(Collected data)
>>

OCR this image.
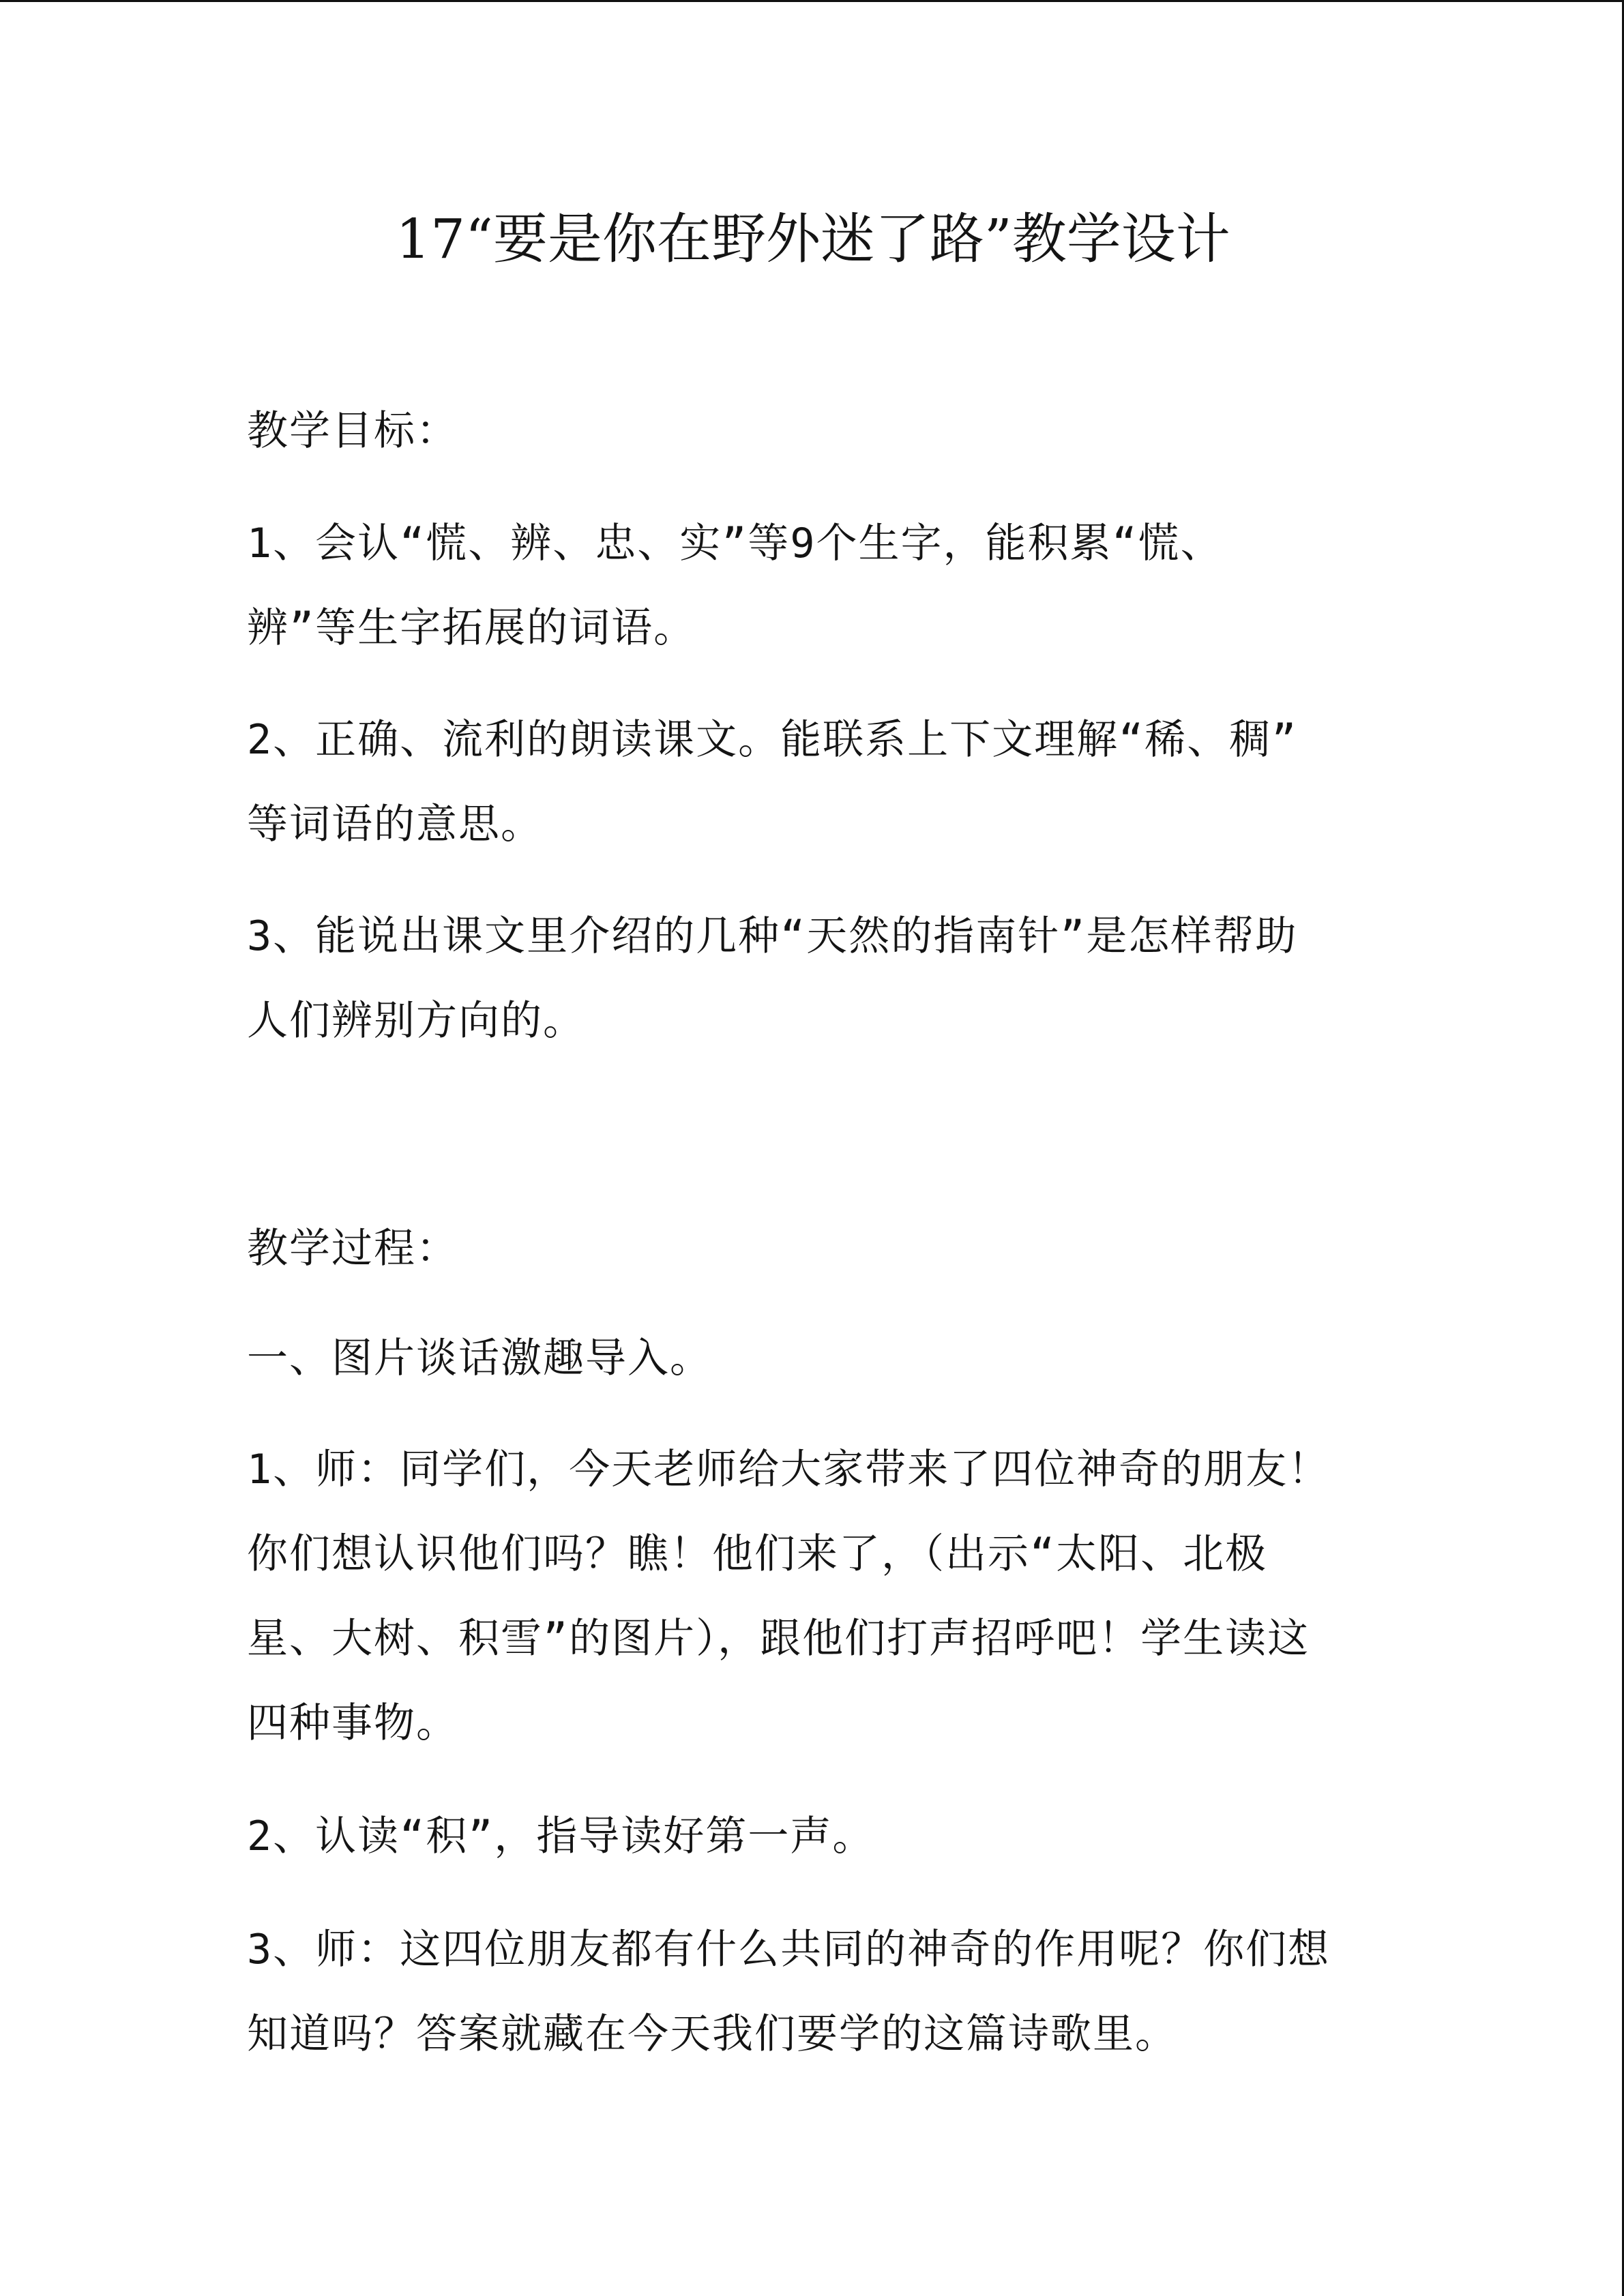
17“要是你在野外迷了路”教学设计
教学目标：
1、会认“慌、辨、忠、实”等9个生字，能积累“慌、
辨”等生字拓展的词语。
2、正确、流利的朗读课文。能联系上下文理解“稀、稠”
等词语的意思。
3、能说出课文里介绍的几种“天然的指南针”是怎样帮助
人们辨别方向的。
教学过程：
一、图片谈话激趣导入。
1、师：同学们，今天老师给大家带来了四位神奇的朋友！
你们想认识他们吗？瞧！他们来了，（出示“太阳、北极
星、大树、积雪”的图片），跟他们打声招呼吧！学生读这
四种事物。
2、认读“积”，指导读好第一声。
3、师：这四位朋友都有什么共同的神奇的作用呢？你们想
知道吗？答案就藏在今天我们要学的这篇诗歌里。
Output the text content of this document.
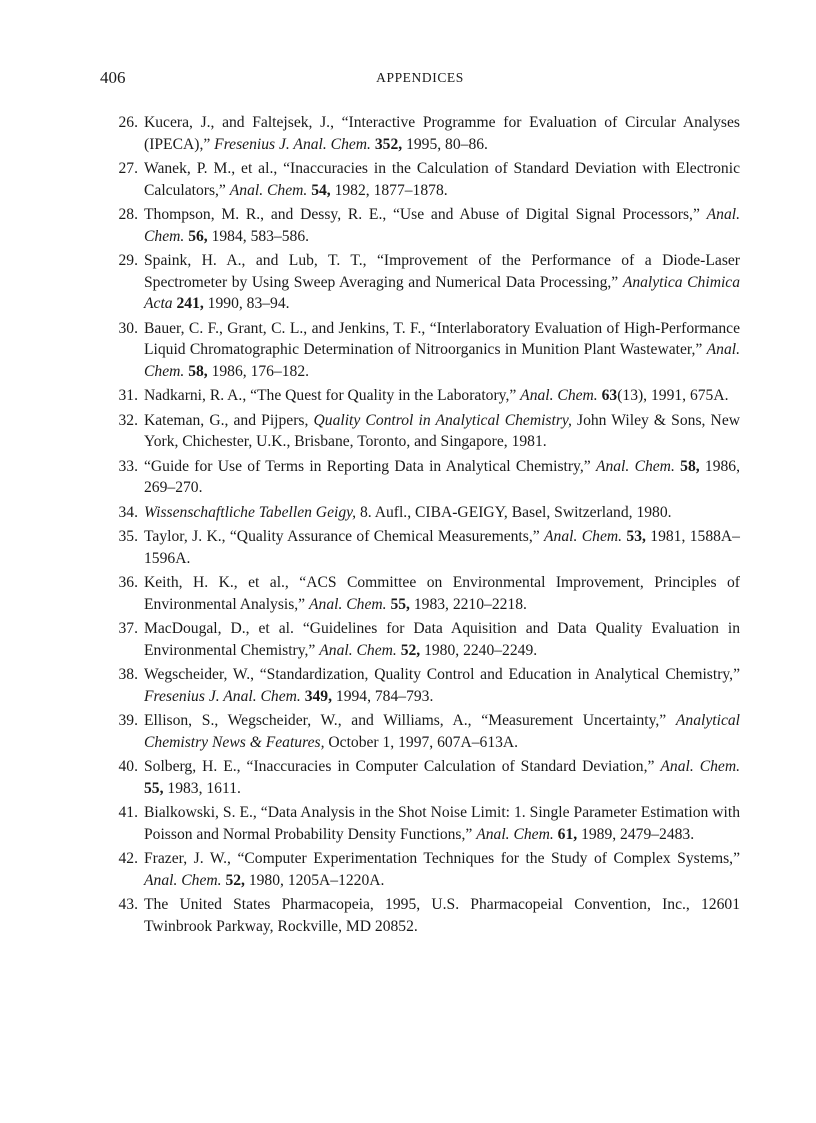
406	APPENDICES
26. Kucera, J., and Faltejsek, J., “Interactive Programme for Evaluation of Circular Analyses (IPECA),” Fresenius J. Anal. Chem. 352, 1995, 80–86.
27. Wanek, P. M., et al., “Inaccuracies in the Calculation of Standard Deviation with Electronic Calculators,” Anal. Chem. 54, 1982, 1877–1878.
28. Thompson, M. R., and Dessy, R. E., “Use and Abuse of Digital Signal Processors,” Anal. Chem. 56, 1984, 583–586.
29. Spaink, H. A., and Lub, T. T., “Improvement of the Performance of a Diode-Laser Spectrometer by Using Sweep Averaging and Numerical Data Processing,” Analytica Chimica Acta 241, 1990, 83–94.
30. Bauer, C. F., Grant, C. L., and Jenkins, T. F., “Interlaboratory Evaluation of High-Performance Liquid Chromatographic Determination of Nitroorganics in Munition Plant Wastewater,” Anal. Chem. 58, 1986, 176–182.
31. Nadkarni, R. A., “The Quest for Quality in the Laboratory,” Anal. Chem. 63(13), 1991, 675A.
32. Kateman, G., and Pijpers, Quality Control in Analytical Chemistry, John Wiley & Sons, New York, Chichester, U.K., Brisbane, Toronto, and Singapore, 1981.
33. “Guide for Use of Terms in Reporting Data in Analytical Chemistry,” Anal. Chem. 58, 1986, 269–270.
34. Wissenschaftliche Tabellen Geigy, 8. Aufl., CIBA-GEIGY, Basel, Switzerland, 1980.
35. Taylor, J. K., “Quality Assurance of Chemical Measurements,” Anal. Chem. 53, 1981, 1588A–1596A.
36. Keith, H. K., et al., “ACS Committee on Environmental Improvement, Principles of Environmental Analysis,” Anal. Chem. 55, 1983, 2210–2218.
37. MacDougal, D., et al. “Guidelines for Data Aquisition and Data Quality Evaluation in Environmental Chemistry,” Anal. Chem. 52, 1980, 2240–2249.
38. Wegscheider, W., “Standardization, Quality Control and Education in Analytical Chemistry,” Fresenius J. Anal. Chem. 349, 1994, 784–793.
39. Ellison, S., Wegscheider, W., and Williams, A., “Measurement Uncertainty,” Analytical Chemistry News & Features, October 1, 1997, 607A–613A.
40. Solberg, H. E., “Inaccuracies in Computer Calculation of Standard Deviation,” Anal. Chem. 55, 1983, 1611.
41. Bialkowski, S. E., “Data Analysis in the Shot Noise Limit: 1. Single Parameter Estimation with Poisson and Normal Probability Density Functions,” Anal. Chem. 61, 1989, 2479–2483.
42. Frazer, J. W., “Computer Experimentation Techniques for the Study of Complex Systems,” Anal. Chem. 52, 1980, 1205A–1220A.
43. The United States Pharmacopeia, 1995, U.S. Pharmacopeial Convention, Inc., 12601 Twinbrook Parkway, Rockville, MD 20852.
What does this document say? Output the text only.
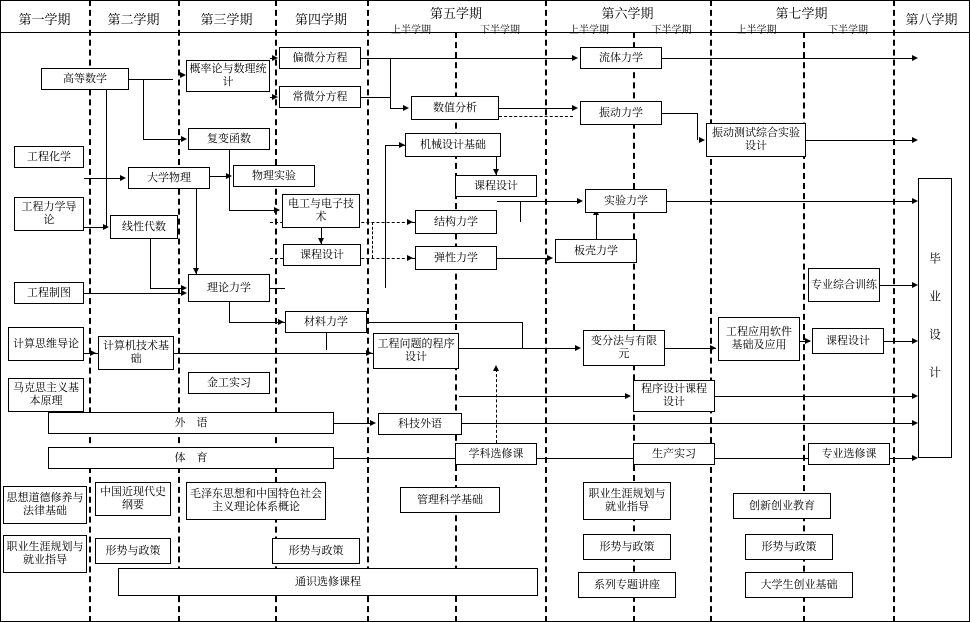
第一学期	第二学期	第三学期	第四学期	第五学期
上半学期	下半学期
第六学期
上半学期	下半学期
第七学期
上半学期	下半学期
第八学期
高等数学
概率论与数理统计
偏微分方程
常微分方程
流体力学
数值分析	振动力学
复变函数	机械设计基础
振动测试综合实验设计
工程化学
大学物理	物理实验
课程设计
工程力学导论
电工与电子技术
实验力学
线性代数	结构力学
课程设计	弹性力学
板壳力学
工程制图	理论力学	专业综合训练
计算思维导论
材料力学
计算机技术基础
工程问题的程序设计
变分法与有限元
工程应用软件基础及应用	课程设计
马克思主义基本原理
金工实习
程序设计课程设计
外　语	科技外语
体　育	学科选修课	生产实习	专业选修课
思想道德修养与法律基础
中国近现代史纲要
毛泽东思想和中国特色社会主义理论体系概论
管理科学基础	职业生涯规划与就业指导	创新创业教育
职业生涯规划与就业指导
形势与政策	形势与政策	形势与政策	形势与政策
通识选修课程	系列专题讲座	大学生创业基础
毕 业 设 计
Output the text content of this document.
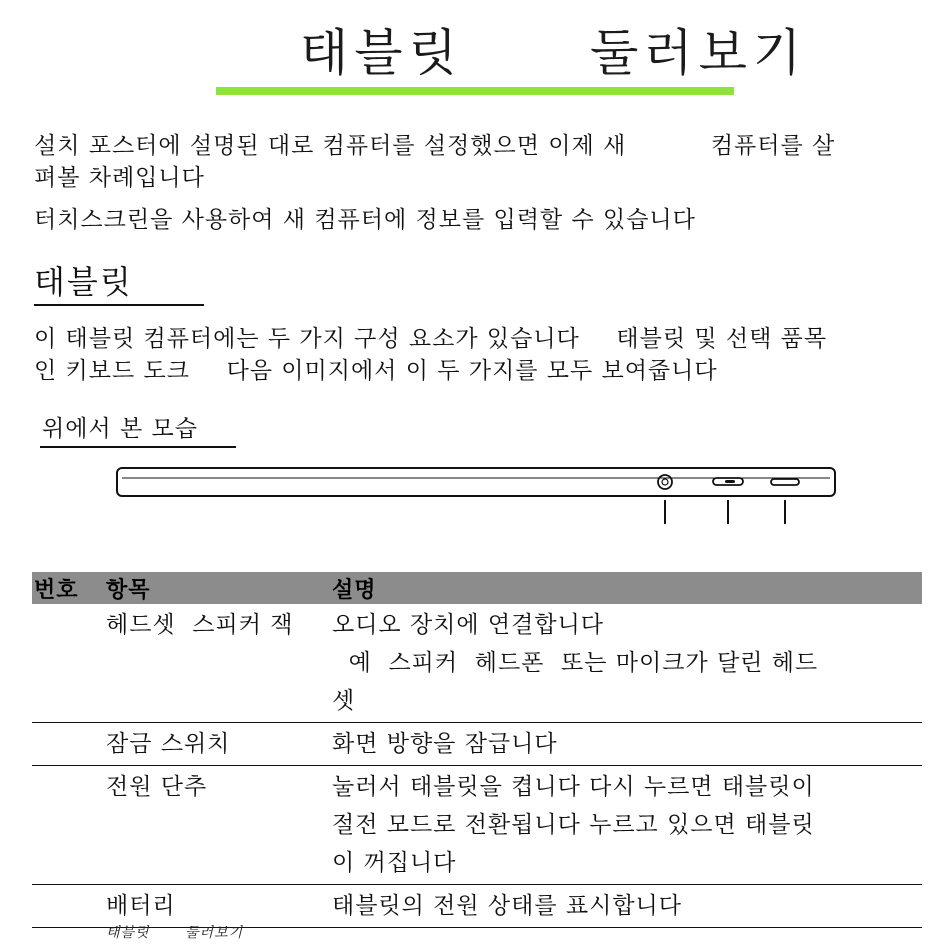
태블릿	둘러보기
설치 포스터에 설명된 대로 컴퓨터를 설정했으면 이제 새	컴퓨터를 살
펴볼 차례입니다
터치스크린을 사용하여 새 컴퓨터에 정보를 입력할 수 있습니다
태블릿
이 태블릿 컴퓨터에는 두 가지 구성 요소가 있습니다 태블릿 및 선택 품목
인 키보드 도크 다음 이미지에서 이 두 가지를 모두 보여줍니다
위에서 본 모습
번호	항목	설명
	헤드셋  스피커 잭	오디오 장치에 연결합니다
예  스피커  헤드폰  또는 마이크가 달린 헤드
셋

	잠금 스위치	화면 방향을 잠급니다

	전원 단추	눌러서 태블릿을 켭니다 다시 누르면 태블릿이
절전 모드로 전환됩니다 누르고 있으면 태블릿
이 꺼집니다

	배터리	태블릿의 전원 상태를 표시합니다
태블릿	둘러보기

<<

(What is required)
Copy every record above exactly, leaving out the pictures.

(Final result)
OCR this image.
17“要是你在野外迷了路”教学设计
教学目标：
1、会认“慌、辨、忠、实”等9个生字，能积累“慌、
辨”等生字拓展的词语。
2、正确、流利的朗读课文。能联系上下文理解“稀、稠”
等词语的意思。
3、能说出课文里介绍的几种“天然的指南针”是怎样帮助
人们辨别方向的。
教学过程：
一、图片谈话激趣导入。
1、师：同学们，今天老师给大家带来了四位神奇的朋友！
你们想认识他们吗？瞧！他们来了，（出示“太阳、北极
星、大树、积雪”的图片），跟他们打声招呼吧！学生读这
四种事物。
2、认读“积”，指导读好第一声。
3、师：这四位朋友都有什么共同的神奇的作用呢？你们想
知道吗？答案就藏在今天我们要学的这篇诗歌里。
Output the text content of this document.
406	APPENDICES
26. Kucera, J., and Faltejsek, J., “Interactive Programme for Evaluation of Circular Analyses (IPECA),” Fresenius J. Anal. Chem. 352, 1995, 80–86.
27. Wanek, P. M., et al., “Inaccuracies in the Calculation of Standard Deviation with Electronic Calculators,” Anal. Chem. 54, 1982, 1877–1878.
28. Thompson, M. R., and Dessy, R. E., “Use and Abuse of Digital Signal Processors,” Anal. Chem. 56, 1984, 583–586.
29. Spaink, H. A., and Lub, T. T., “Improvement of the Performance of a Diode-Laser Spectrometer by Using Sweep Averaging and Numerical Data Processing,” Analytica Chimica Acta 241, 1990, 83–94.
30. Bauer, C. F., Grant, C. L., and Jenkins, T. F., “Interlaboratory Evaluation of High-Performance Liquid Chromatographic Determination of Nitroorganics in Munition Plant Wastewater,” Anal. Chem. 58, 1986, 176–182.
31. Nadkarni, R. A., “The Quest for Quality in the Laboratory,” Anal. Chem. 63(13), 1991, 675A.
32. Kateman, G., and Pijpers, Quality Control in Analytical Chemistry, John Wiley & Sons, New York, Chichester, U.K., Brisbane, Toronto, and Singapore, 1981.
33. “Guide for Use of Terms in Reporting Data in Analytical Chemistry,” Anal. Chem. 58, 1986, 269–270.
34. Wissenschaftliche Tabellen Geigy, 8. Aufl., CIBA-GEIGY, Basel, Switzerland, 1980.
35. Taylor, J. K., “Quality Assurance of Chemical Measurements,” Anal. Chem. 53, 1981, 1588A–1596A.
36. Keith, H. K., et al., “ACS Committee on Environmental Improvement, Principles of Environmental Analysis,” Anal. Chem. 55, 1983, 2210–2218.
37. MacDougal, D., et al. “Guidelines for Data Aquisition and Data Quality Evaluation in Environmental Chemistry,” Anal. Chem. 52, 1980, 2240–2249.
38. Wegscheider, W., “Standardization, Quality Control and Education in Analytical Chemistry,” Fresenius J. Anal. Chem. 349, 1994, 784–793.
39. Ellison, S., Wegscheider, W., and Williams, A., “Measurement Uncertainty,” Analytical Chemistry News & Features, October 1, 1997, 607A–613A.
40. Solberg, H. E., “Inaccuracies in Computer Calculation of Standard Deviation,” Anal. Chem. 55, 1983, 1611.
41. Bialkowski, S. E., “Data Analysis in the Shot Noise Limit: 1. Single Parameter Estimation with Poisson and Normal Probability Density Functions,” Anal. Chem. 61, 1989, 2479–2483.
42. Frazer, J. W., “Computer Experimentation Techniques for the Study of Complex Systems,” Anal. Chem. 52, 1980, 1205A–1220A.
43. The United States Pharmacopeia, 1995, U.S. Pharmacopeial Convention, Inc., 12601 Twinbrook Parkway, Rockville, MD 20852.
What does this document say? Output the text only.
第一学期	第二学期	第三学期	第四学期	第五学期
上半学期	下半学期
第六学期
上半学期	下半学期
第七学期
上半学期	下半学期
第八学期
高等数学
概率论与数理统计
偏微分方程
常微分方程
流体力学
数值分析	振动力学
复变函数	机械设计基础
振动测试综合实验设计
工程化学
大学物理	物理实验
课程设计
工程力学导论
电工与电子技术
实验力学
线性代数	结构力学
课程设计	弹性力学
板壳力学
工程制图	理论力学	专业综合训练
计算思维导论
材料力学
计算机技术基础
工程问题的程序设计
变分法与有限元
工程应用软件基础及应用	课程设计
马克思主义基本原理
金工实习
程序设计课程设计
外　语	科技外语
体　育	学科选修课	生产实习	专业选修课
思想道德修养与法律基础
中国近现代史纲要
毛泽东思想和中国特色社会主义理论体系概论
管理科学基础	职业生涯规划与就业指导	创新创业教育
职业生涯规划与就业指导
形势与政策	形势与政策	形势与政策	形势与政策
通识选修课程	系列专题讲座	大学生创业基础
毕 业 设 计
Output the text content of this document.
태블릿	둘러보기
설치 포스터에 설명된 대로 컴퓨터를 설정했으면 이제 새	컴퓨터를 살
펴볼 차례입니다
터치스크린을 사용하여 새 컴퓨터에 정보를 입력할 수 있습니다
태블릿
이 태블릿 컴퓨터에는 두 가지 구성 요소가 있습니다 태블릿 및 선택 품목
인 키보드 도크 다음 이미지에서 이 두 가지를 모두 보여줍니다
위에서 본 모습
번호	항목	설명
	헤드셋  스피커 잭	오디오 장치에 연결합니다
예  스피커  헤드폰  또는 마이크가 달린 헤드
셋

	잠금 스위치	화면 방향을 잠급니다

	전원 단추	눌러서 태블릿을 켭니다 다시 누르면 태블릿이
절전 모드로 전환됩니다 누르고 있으면 태블릿
이 꺼집니다

	배터리	태블릿의 전원 상태를 표시합니다
태블릿	둘러보기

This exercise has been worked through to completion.